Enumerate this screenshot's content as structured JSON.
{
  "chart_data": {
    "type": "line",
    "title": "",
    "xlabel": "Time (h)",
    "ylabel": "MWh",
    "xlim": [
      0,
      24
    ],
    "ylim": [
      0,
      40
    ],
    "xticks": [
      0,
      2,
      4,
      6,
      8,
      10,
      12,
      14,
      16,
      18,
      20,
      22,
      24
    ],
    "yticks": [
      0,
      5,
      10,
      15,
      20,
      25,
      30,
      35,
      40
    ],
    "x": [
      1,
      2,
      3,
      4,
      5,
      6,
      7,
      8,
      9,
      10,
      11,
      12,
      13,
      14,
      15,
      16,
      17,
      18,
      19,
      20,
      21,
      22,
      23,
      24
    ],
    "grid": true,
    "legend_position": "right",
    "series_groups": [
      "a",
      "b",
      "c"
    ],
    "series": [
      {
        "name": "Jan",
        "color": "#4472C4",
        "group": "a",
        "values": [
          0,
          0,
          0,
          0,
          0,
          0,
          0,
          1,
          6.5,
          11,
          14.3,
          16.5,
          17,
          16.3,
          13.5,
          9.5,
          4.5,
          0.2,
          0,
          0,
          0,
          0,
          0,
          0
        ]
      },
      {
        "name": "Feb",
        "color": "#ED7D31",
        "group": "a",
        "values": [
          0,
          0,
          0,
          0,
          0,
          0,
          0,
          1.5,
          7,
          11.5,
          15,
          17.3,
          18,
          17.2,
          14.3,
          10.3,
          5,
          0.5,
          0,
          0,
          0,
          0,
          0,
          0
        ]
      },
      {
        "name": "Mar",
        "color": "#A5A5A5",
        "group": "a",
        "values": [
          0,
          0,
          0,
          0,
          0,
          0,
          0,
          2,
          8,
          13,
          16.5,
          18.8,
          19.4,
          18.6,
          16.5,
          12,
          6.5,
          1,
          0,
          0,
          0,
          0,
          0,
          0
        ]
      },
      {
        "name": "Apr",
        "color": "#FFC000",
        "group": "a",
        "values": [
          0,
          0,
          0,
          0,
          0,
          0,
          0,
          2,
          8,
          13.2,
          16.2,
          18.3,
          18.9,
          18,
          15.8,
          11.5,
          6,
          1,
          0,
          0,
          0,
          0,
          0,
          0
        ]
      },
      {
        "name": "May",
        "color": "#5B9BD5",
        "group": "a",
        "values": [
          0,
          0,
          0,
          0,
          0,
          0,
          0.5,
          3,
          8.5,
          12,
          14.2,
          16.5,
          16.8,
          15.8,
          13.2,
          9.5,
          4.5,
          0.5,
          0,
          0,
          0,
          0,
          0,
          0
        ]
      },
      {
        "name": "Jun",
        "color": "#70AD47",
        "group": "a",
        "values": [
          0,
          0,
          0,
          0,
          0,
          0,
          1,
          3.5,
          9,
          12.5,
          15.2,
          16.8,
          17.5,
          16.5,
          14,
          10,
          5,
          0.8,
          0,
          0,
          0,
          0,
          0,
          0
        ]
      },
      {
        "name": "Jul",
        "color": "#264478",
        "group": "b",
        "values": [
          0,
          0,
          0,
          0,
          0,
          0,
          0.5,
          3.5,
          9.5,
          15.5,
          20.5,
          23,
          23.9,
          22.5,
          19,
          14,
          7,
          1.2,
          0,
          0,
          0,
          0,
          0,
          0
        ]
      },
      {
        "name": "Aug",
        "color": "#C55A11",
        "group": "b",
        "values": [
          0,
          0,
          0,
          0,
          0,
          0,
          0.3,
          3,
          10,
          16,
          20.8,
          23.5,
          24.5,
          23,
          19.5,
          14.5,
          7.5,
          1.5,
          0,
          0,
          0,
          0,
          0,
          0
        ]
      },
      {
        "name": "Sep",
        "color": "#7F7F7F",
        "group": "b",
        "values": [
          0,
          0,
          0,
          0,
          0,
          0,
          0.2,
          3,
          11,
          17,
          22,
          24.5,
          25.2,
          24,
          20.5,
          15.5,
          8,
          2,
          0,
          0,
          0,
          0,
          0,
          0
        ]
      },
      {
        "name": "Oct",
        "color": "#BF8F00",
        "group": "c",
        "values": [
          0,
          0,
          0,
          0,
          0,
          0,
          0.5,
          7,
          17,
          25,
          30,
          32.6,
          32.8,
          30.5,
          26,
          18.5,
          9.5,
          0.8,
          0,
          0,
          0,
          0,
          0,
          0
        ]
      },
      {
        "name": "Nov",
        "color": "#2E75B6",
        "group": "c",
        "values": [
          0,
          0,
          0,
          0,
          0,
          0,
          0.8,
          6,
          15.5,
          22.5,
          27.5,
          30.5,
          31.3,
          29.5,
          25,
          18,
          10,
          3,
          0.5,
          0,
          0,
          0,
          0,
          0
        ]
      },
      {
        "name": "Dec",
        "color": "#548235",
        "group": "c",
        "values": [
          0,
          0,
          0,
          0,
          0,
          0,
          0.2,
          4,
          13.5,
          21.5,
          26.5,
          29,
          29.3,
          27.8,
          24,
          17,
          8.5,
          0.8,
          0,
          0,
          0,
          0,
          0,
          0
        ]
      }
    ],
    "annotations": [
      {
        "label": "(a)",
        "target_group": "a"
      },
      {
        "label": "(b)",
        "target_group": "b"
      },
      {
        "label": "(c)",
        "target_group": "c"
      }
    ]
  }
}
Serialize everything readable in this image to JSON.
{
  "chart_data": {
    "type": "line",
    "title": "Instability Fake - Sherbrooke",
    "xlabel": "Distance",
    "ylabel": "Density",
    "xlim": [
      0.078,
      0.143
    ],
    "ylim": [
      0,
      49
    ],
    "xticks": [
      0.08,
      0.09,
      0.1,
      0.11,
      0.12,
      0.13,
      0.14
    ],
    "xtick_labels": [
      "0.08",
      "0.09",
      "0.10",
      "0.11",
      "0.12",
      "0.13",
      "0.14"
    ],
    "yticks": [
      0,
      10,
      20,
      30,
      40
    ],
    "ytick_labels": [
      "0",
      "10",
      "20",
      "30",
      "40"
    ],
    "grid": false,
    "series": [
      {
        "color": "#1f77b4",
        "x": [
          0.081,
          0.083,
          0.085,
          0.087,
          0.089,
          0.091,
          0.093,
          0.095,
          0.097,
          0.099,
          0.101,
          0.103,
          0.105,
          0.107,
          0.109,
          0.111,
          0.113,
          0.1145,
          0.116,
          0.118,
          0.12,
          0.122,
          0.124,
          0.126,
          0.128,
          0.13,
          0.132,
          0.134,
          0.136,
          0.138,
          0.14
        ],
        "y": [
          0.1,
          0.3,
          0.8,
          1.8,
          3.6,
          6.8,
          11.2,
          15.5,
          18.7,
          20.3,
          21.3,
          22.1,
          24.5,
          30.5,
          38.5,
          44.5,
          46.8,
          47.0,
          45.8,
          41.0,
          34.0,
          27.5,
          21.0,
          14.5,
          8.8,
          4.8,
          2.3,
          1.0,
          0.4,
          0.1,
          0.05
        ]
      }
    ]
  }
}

········

» **The task**
Using the listing, collect all lines in which the string "JSON" is found.

» **Solution to the exercise**
Enumerate this screenshot's content as structured JSON.
Serialize everything readable in this image to JSON.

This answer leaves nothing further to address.